STATED GOAL -> The records below are to be repeated in full, exactly as they are.

ROWS ->
══════════════════════════════
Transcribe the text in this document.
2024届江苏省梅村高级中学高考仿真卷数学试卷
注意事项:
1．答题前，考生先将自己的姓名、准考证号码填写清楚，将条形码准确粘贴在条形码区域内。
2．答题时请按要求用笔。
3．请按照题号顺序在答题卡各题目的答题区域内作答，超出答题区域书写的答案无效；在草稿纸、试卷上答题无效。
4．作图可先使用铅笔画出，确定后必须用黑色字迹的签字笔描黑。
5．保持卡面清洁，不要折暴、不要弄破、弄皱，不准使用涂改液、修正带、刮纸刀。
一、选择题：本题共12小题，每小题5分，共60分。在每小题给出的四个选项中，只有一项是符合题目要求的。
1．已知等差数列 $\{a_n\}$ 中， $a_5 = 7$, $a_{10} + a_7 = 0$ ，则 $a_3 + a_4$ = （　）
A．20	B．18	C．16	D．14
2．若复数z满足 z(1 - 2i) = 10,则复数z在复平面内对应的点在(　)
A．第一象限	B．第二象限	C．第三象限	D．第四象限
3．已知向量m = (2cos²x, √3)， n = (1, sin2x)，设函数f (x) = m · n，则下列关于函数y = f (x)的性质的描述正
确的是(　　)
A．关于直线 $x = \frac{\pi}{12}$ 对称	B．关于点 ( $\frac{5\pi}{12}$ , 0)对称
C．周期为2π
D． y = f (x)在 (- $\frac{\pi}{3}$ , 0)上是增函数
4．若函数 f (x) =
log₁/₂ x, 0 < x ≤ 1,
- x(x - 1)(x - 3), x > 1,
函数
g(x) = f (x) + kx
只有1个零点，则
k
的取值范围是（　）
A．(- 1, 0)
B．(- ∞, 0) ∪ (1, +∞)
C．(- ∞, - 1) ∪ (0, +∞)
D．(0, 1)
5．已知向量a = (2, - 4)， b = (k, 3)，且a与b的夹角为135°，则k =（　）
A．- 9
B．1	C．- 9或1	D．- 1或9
══════════════════════════════
SOLUTION FOR THIS PROBLEM ->
Transcribe the text in this document.
2024届江苏省梅村高级中学高考仿真卷数学试卷
注意事项:
1．答题前，考生先将自己的姓名、准考证号码填写清楚，将条形码准确粘贴在条形码区域内。
2．答题时请按要求用笔。
3．请按照题号顺序在答题卡各题目的答题区域内作答，超出答题区域书写的答案无效；在草稿纸、试卷上答题无效。
4．作图可先使用铅笔画出，确定后必须用黑色字迹的签字笔描黑。
5．保持卡面清洁，不要折暴、不要弄破、弄皱，不准使用涂改液、修正带、刮纸刀。
一、选择题：本题共12小题，每小题5分，共60分。在每小题给出的四个选项中，只有一项是符合题目要求的。
1．已知等差数列 $\{a_n\}$ 中， $a_5 = 7$, $a_{10} + a_7 = 0$ ，则 $a_3 + a_4$ = （　）
A．20	B．18	C．16	D．14
2．若复数z满足 z(1 - 2i) = 10,则复数z在复平面内对应的点在(　)
A．第一象限	B．第二象限	C．第三象限	D．第四象限
3．已知向量m = (2cos²x, √3)， n = (1, sin2x)，设函数f (x) = m · n，则下列关于函数y = f (x)的性质的描述正
确的是(　　)
A．关于直线 $x = \frac{\pi}{12}$ 对称	B．关于点 ( $\frac{5\pi}{12}$ , 0)对称
C．周期为2π
D． y = f (x)在 (- $\frac{\pi}{3}$ , 0)上是增函数
4．若函数 f (x) =
log₁/₂ x, 0 < x ≤ 1,
- x(x - 1)(x - 3), x > 1,
函数
g(x) = f (x) + kx
只有1个零点，则
k
的取值范围是（　）
A．(- 1, 0)
B．(- ∞, 0) ∪ (1, +∞)
C．(- ∞, - 1) ∪ (0, +∞)
D．(0, 1)
5．已知向量a = (2, - 4)， b = (k, 3)，且a与b的夹角为135°，则k =（　）
A．- 9
B．1	C．- 9或1	D．- 1或9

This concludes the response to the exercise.